> _Task input_:
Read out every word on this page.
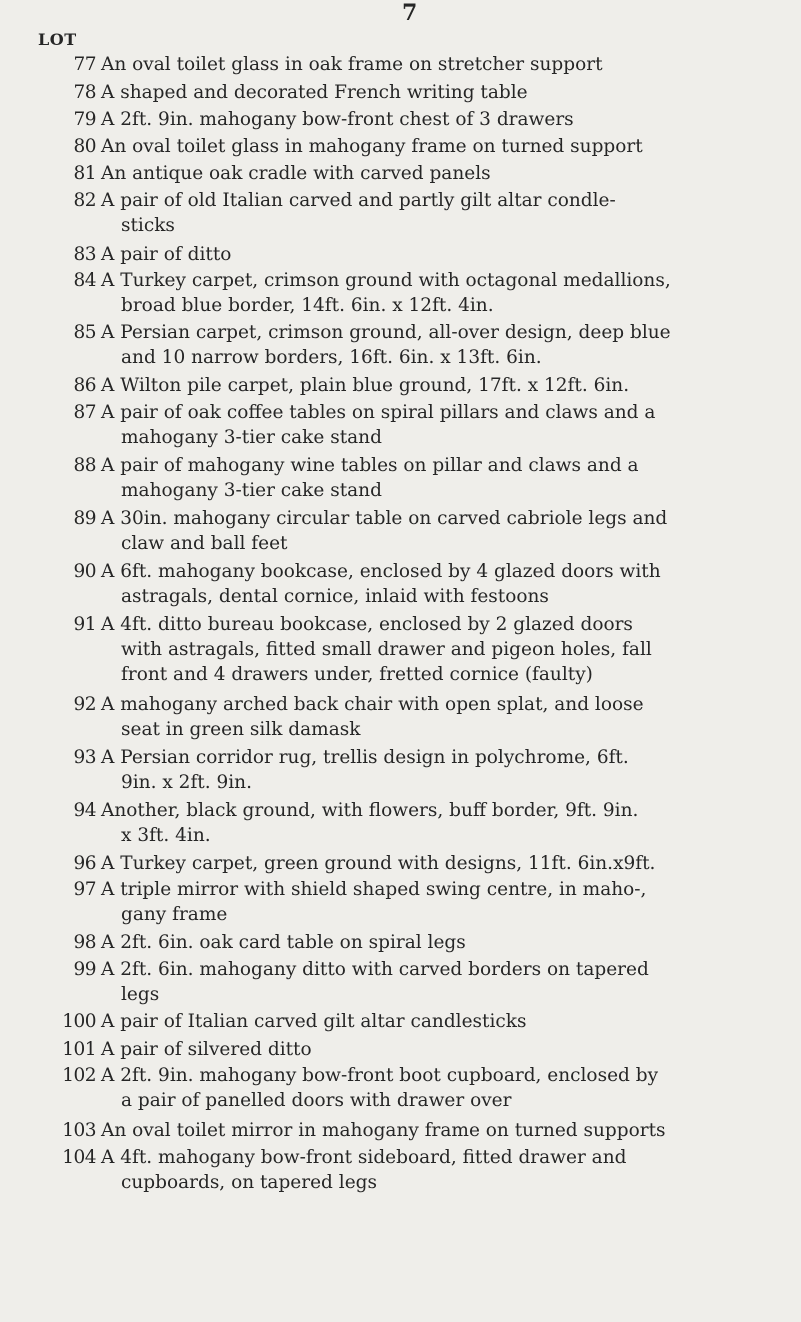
7
LOT
77 An oval toilet glass in oak frame on stretcher support
78 A shaped and decorated French writing table
79 A 2ft. 9in. mahogany bow-front chest of 3 drawers
80 An oval toilet glass in mahogany frame on turned support
81 An antique oak cradle with carved panels
82 A pair of old Italian carved and partly gilt altar condle-
sticks
83 A pair of ditto
84 A Turkey carpet, crimson ground with octagonal medallions,
broad blue border, 14ft. 6in. x 12ft. 4in.
85 A Persian carpet, crimson ground, all-over design, deep blue
and 10 narrow borders, 16ft. 6in. x 13ft. 6in.
86 A Wilton pile carpet, plain blue ground, 17ft. x 12ft. 6in.
87 A pair of oak coffee tables on spiral pillars and claws and a
mahogany 3-tier cake stand
88 A pair of mahogany wine tables on pillar and claws and a
mahogany 3-tier cake stand
89 A 30in. mahogany circular table on carved cabriole legs and
claw and ball feet
90 A 6ft. mahogany bookcase, enclosed by 4 glazed doors with
astragals, dental cornice, inlaid with festoons
91 A 4ft. ditto bureau bookcase, enclosed by 2 glazed doors
with astragals, fitted small drawer and pigeon holes, fall
front and 4 drawers under, fretted cornice (faulty)
92 A mahogany arched back chair with open splat, and loose
seat in green silk damask
93 A Persian corridor rug, trellis design in polychrome, 6ft.
9in. x 2ft. 9in.
94 Another, black ground, with flowers, buff border, 9ft. 9in.
x 3ft. 4in.
96 A Turkey carpet, green ground with designs, 11ft. 6in.x9ft.
97 A triple mirror with shield shaped swing centre, in maho-,
gany frame
98 A 2ft. 6in. oak card table on spiral legs
99 A 2ft. 6in. mahogany ditto with carved borders on tapered
legs
100 A pair of Italian carved gilt altar candlesticks
101 A pair of silvered ditto
102 A 2ft. 9in. mahogany bow-front boot cupboard, enclosed by
a pair of panelled doors with drawer over
103 An oval toilet mirror in mahogany frame on turned supports
104 A 4ft. mahogany bow-front sideboard, fitted drawer and
cupboards, on tapered legs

> _Exercise brief_:
Among the lines of the listing, how many hold the string "pair"? Respond with only the number.

> _Task response_:
7